**PROBLEM DESCRIPTION:**
Reproduce each of the lines word for word.

**SUPPLIED RECORDS:**
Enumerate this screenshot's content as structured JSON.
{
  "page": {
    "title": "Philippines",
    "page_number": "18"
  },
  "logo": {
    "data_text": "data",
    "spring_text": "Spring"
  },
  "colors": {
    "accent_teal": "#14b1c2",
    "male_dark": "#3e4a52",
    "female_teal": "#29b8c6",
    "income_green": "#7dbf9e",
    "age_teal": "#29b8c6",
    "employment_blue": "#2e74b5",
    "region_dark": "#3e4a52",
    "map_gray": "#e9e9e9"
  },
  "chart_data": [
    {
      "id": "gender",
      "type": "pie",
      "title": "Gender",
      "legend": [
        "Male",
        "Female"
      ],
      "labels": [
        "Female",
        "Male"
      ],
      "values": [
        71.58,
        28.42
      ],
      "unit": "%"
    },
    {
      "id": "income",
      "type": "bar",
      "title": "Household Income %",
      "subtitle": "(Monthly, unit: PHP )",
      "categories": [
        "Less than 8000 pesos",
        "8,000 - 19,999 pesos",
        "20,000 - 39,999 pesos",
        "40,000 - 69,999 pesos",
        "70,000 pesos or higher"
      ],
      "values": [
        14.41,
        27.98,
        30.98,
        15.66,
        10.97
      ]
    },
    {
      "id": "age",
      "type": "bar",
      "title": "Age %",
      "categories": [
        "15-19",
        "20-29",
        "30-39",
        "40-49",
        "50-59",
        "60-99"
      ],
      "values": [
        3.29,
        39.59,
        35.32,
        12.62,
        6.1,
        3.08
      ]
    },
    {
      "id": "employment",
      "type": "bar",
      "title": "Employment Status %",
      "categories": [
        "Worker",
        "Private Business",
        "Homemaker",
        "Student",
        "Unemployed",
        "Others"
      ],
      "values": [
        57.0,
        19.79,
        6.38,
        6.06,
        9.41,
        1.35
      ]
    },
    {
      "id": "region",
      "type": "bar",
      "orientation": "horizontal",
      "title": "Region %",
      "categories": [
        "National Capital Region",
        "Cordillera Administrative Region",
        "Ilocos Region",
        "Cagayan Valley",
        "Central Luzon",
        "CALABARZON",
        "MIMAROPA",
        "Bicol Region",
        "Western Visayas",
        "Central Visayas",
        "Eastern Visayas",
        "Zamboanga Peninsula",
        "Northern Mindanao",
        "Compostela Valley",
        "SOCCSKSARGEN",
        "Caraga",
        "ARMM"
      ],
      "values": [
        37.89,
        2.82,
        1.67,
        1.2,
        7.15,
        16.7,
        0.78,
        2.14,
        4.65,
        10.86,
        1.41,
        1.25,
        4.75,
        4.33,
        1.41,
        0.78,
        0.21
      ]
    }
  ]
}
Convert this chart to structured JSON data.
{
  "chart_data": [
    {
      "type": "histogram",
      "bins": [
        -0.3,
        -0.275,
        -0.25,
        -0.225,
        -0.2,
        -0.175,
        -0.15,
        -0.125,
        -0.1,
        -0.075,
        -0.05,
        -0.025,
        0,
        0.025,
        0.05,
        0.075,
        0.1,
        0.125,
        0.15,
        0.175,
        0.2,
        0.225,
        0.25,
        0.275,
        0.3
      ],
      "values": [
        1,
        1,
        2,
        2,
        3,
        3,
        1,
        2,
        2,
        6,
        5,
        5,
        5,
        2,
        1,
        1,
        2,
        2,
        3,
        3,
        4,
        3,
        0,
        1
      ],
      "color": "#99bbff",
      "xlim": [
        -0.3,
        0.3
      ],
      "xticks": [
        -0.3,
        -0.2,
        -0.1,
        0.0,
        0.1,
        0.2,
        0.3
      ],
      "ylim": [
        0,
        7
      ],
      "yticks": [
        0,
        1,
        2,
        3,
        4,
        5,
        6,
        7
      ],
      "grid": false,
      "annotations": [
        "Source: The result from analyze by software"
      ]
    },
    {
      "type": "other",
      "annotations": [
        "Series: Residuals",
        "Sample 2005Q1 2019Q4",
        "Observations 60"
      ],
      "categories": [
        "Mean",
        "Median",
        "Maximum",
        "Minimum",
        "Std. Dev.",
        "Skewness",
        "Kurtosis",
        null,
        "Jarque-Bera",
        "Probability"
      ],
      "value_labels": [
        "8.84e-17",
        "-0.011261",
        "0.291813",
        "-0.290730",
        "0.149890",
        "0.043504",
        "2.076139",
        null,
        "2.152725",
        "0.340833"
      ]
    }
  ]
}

**RESULT OF THIS EXERCISE:**
Enumerate this screenshot's content as structured JSON.
{
  "page": {
    "title": "Philippines",
    "page_number": "18"
  },
  "logo": {
    "data_text": "data",
    "spring_text": "Spring"
  },
  "colors": {
    "accent_teal": "#14b1c2",
    "male_dark": "#3e4a52",
    "female_teal": "#29b8c6",
    "income_green": "#7dbf9e",
    "age_teal": "#29b8c6",
    "employment_blue": "#2e74b5",
    "region_dark": "#3e4a52",
    "map_gray": "#e9e9e9"
  },
  "chart_data": [
    {
      "id": "gender",
      "type": "pie",
      "title": "Gender",
      "legend": [
        "Male",
        "Female"
      ],
      "labels": [
        "Female",
        "Male"
      ],
      "values": [
        71.58,
        28.42
      ],
      "unit": "%"
    },
    {
      "id": "income",
      "type": "bar",
      "title": "Household Income %",
      "subtitle": "(Monthly, unit: PHP )",
      "categories": [
        "Less than 8000 pesos",
        "8,000 - 19,999 pesos",
        "20,000 - 39,999 pesos",
        "40,000 - 69,999 pesos",
        "70,000 pesos or higher"
      ],
      "values": [
        14.41,
        27.98,
        30.98,
        15.66,
        10.97
      ]
    },
    {
      "id": "age",
      "type": "bar",
      "title": "Age %",
      "categories": [
        "15-19",
        "20-29",
        "30-39",
        "40-49",
        "50-59",
        "60-99"
      ],
      "values": [
        3.29,
        39.59,
        35.32,
        12.62,
        6.1,
        3.08
      ]
    },
    {
      "id": "employment",
      "type": "bar",
      "title": "Employment Status %",
      "categories": [
        "Worker",
        "Private Business",
        "Homemaker",
        "Student",
        "Unemployed",
        "Others"
      ],
      "values": [
        57.0,
        19.79,
        6.38,
        6.06,
        9.41,
        1.35
      ]
    },
    {
      "id": "region",
      "type": "bar",
      "orientation": "horizontal",
      "title": "Region %",
      "categories": [
        "National Capital Region",
        "Cordillera Administrative Region",
        "Ilocos Region",
        "Cagayan Valley",
        "Central Luzon",
        "CALABARZON",
        "MIMAROPA",
        "Bicol Region",
        "Western Visayas",
        "Central Visayas",
        "Eastern Visayas",
        "Zamboanga Peninsula",
        "Northern Mindanao",
        "Compostela Valley",
        "SOCCSKSARGEN",
        "Caraga",
        "ARMM"
      ],
      "values": [
        37.89,
        2.82,
        1.67,
        1.2,
        7.15,
        16.7,
        0.78,
        2.14,
        4.65,
        10.86,
        1.41,
        1.25,
        4.75,
        4.33,
        1.41,
        0.78,
        0.21
      ]
    }
  ]
}
Convert this chart to structured JSON data.
{
  "chart_data": [
    {
      "type": "histogram",
      "bins": [
        -0.3,
        -0.275,
        -0.25,
        -0.225,
        -0.2,
        -0.175,
        -0.15,
        -0.125,
        -0.1,
        -0.075,
        -0.05,
        -0.025,
        0,
        0.025,
        0.05,
        0.075,
        0.1,
        0.125,
        0.15,
        0.175,
        0.2,
        0.225,
        0.25,
        0.275,
        0.3
      ],
      "values": [
        1,
        1,
        2,
        2,
        3,
        3,
        1,
        2,
        2,
        6,
        5,
        5,
        5,
        2,
        1,
        1,
        2,
        2,
        3,
        3,
        4,
        3,
        0,
        1
      ],
      "color": "#99bbff",
      "xlim": [
        -0.3,
        0.3
      ],
      "xticks": [
        -0.3,
        -0.2,
        -0.1,
        0.0,
        0.1,
        0.2,
        0.3
      ],
      "ylim": [
        0,
        7
      ],
      "yticks": [
        0,
        1,
        2,
        3,
        4,
        5,
        6,
        7
      ],
      "grid": false,
      "annotations": [
        "Source: The result from analyze by software"
      ]
    },
    {
      "type": "other",
      "annotations": [
        "Series: Residuals",
        "Sample 2005Q1 2019Q4",
        "Observations 60"
      ],
      "categories": [
        "Mean",
        "Median",
        "Maximum",
        "Minimum",
        "Std. Dev.",
        "Skewness",
        "Kurtosis",
        null,
        "Jarque-Bera",
        "Probability"
      ],
      "value_labels": [
        "8.84e-17",
        "-0.011261",
        "0.291813",
        "-0.290730",
        "0.149890",
        "0.043504",
        "2.076139",
        null,
        "2.152725",
        "0.340833"
      ]
    }
  ]
}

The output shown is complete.